## Task prompt:
Copy the data that follows, character for character, minus the pictures.

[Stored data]
»»

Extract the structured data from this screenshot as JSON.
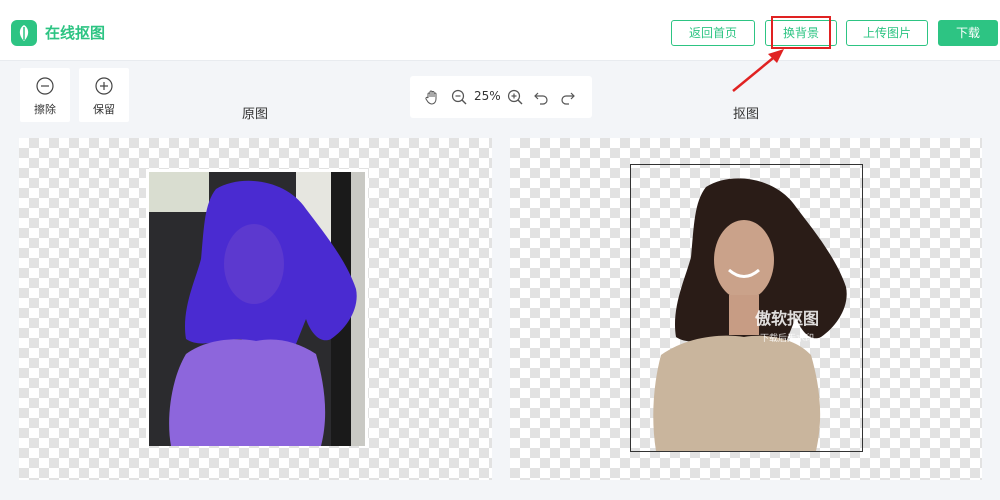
{
  "header": {
    "app_title": "在线抠图",
    "logo_icon": "leaf-logo-icon",
    "buttons": {
      "home": "返回首页",
      "change_bg": "换背景",
      "upload": "上传图片",
      "download": "下载"
    }
  },
  "toolbar": {
    "erase_label": "擦除",
    "keep_label": "保留",
    "zoom_value": "25%",
    "icons": [
      "hand-icon",
      "zoom-out-icon",
      "zoom-in-icon",
      "undo-icon",
      "redo-icon"
    ]
  },
  "panels": {
    "original_title": "原图",
    "cutout_title": "抠图"
  },
  "watermark": {
    "main": "傲软抠图",
    "sub": "下载后无水印"
  },
  "colors": {
    "accent": "#2dc483",
    "highlight": "#e02222",
    "mask": "#4a2bd1"
  }
}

««

## Output:
Extract the structured data from this screenshot as JSON.
{
  "header": {
    "app_title": "在线抠图",
    "logo_icon": "leaf-logo-icon",
    "buttons": {
      "home": "返回首页",
      "change_bg": "换背景",
      "upload": "上传图片",
      "download": "下载"
    }
  },
  "toolbar": {
    "erase_label": "擦除",
    "keep_label": "保留",
    "zoom_value": "25%",
    "icons": [
      "hand-icon",
      "zoom-out-icon",
      "zoom-in-icon",
      "undo-icon",
      "redo-icon"
    ]
  },
  "panels": {
    "original_title": "原图",
    "cutout_title": "抠图"
  },
  "watermark": {
    "main": "傲软抠图",
    "sub": "下载后无水印"
  },
  "colors": {
    "accent": "#2dc483",
    "highlight": "#e02222",
    "mask": "#4a2bd1"
  }
}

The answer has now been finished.